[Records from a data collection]
━━━━━━━━━━

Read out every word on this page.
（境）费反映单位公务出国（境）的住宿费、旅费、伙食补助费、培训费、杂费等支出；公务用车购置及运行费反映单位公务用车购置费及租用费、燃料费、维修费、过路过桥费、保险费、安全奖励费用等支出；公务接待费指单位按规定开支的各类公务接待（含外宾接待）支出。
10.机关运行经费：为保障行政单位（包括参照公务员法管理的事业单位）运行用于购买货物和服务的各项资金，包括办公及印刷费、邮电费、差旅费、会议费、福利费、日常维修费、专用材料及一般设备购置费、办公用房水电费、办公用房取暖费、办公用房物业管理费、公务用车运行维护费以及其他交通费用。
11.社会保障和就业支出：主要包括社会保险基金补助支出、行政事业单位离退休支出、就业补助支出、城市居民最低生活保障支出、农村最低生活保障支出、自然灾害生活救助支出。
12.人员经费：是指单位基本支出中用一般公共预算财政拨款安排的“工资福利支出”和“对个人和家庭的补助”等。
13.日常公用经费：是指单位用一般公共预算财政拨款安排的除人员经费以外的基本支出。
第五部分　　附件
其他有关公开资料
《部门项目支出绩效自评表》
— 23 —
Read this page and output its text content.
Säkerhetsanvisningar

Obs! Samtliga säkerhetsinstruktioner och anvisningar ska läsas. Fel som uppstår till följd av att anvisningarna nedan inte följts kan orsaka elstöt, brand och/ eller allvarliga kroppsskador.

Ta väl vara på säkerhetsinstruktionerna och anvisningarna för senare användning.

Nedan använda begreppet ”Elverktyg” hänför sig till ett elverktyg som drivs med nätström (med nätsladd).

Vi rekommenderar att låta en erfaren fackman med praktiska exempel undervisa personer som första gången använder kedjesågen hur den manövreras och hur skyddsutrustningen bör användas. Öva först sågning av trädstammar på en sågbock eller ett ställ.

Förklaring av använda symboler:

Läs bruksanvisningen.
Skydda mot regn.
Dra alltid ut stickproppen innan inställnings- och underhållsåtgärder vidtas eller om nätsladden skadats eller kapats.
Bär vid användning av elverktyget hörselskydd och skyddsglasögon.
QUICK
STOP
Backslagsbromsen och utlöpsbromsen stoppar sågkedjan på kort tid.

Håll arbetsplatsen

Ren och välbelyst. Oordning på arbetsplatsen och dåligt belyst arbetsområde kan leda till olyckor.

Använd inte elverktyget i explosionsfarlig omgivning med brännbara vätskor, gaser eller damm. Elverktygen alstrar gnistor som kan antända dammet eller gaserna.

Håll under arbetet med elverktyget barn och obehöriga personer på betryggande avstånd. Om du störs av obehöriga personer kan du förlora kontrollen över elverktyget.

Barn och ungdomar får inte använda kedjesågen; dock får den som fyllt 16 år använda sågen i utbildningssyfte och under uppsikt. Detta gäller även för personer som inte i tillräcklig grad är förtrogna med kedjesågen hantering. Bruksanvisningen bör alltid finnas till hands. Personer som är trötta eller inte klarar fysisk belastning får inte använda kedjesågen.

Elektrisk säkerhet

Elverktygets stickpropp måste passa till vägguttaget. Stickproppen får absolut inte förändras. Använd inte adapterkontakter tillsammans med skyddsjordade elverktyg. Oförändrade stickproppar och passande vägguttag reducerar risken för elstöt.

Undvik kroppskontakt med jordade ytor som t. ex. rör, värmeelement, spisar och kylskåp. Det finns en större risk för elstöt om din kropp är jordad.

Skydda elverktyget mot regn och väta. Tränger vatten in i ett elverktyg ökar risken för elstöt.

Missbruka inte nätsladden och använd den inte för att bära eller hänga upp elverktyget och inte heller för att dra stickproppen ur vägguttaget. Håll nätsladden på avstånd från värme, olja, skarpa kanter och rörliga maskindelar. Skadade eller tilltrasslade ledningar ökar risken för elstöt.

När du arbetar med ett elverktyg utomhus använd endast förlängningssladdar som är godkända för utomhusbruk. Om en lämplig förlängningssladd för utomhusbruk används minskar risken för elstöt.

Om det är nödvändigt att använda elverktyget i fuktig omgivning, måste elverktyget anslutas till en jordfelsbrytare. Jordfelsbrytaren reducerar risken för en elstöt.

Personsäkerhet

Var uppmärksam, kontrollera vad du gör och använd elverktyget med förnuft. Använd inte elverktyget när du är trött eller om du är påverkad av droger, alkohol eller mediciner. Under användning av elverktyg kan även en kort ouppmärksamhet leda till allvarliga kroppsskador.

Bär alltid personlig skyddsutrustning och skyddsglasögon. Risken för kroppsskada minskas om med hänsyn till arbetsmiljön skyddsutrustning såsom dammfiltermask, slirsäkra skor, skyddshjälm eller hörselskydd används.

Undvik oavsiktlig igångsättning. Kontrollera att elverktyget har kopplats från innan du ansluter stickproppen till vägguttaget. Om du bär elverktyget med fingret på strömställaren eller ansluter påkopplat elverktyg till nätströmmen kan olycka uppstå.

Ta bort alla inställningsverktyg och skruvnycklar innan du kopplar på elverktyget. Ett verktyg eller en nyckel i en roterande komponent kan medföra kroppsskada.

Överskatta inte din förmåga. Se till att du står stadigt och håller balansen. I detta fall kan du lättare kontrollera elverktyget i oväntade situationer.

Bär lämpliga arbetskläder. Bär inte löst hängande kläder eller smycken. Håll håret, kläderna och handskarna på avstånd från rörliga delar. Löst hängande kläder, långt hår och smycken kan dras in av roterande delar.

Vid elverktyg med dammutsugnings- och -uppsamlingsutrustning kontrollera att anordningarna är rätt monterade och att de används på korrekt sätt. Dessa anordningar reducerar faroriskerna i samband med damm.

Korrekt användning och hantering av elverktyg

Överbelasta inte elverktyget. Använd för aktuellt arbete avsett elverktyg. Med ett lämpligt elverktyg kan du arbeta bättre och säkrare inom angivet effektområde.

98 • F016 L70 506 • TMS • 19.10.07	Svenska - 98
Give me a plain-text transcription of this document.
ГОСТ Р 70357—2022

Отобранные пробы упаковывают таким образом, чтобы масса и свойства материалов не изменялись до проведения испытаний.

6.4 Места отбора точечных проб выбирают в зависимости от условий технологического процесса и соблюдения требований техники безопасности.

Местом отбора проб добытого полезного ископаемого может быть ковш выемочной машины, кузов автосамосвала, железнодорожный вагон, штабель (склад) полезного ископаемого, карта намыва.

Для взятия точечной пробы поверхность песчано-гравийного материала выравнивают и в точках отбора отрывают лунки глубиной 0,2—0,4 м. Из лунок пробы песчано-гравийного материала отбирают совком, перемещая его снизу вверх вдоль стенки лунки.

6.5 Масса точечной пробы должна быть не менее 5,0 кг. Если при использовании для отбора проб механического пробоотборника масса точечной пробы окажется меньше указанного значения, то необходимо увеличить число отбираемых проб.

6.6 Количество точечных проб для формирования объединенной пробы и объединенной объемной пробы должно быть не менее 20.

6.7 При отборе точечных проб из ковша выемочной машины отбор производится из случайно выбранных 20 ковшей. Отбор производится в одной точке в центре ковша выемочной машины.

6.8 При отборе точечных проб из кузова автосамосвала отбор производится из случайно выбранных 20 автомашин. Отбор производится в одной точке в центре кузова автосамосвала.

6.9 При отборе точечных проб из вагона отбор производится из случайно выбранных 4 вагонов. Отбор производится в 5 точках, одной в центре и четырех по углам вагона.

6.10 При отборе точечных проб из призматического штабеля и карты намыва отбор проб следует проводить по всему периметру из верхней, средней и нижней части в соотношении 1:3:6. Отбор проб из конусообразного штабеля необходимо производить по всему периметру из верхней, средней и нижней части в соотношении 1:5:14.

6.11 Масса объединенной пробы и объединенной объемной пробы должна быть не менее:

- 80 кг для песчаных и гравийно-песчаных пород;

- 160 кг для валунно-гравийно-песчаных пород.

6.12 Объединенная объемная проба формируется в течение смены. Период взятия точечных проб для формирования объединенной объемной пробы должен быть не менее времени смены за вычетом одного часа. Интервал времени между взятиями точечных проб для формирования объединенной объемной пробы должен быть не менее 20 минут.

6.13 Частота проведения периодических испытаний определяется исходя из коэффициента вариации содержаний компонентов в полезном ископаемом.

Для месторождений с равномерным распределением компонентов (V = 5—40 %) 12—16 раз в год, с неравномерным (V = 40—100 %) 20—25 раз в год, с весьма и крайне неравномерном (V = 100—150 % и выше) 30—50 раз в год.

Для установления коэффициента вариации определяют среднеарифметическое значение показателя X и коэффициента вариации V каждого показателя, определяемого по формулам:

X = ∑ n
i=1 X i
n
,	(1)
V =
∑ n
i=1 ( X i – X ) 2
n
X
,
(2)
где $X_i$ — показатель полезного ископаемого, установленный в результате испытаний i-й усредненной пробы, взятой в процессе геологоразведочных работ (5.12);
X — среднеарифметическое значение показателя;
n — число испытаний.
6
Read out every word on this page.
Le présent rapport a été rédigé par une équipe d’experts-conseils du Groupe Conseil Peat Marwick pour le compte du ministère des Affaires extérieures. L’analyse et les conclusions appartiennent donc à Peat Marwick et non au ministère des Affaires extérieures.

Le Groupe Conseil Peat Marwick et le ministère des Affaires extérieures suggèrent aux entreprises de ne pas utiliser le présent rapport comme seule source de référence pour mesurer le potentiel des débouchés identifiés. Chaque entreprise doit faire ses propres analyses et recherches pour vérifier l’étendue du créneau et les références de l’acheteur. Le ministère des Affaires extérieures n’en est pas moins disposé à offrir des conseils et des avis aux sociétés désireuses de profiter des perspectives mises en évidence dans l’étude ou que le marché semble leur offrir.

━━━━━━━━━━

● TASK DETAILS: Find the lines with the string "personer" and reproduce them.

● ANSWER BELOW:
Vi rekommenderar att låta en erfaren fackman med praktiska exempel undervisa personer som första gången använder kedjesågen hur den manövreras och hur skyddsutrustningen bör användas. Öva först sågning av trädstammar på en sågbock eller ett ställ.
Håll under arbetet med elverktyget barn och obehöriga personer på betryggande avstånd. Om du störs av obehöriga personer kan du förlora kontrollen över elverktyget.
Barn och ungdomar får inte använda kedjesågen; dock får den som fyllt 16 år använda sågen i utbildningssyfte och under uppsikt. Detta gäller även för personer som inte i tillräcklig grad är förtrogna med kedjesågen hantering. Bruksanvisningen bör alltid finnas till hands. Personer som är trötta eller inte klarar fysisk belastning får inte använda kedjesågen.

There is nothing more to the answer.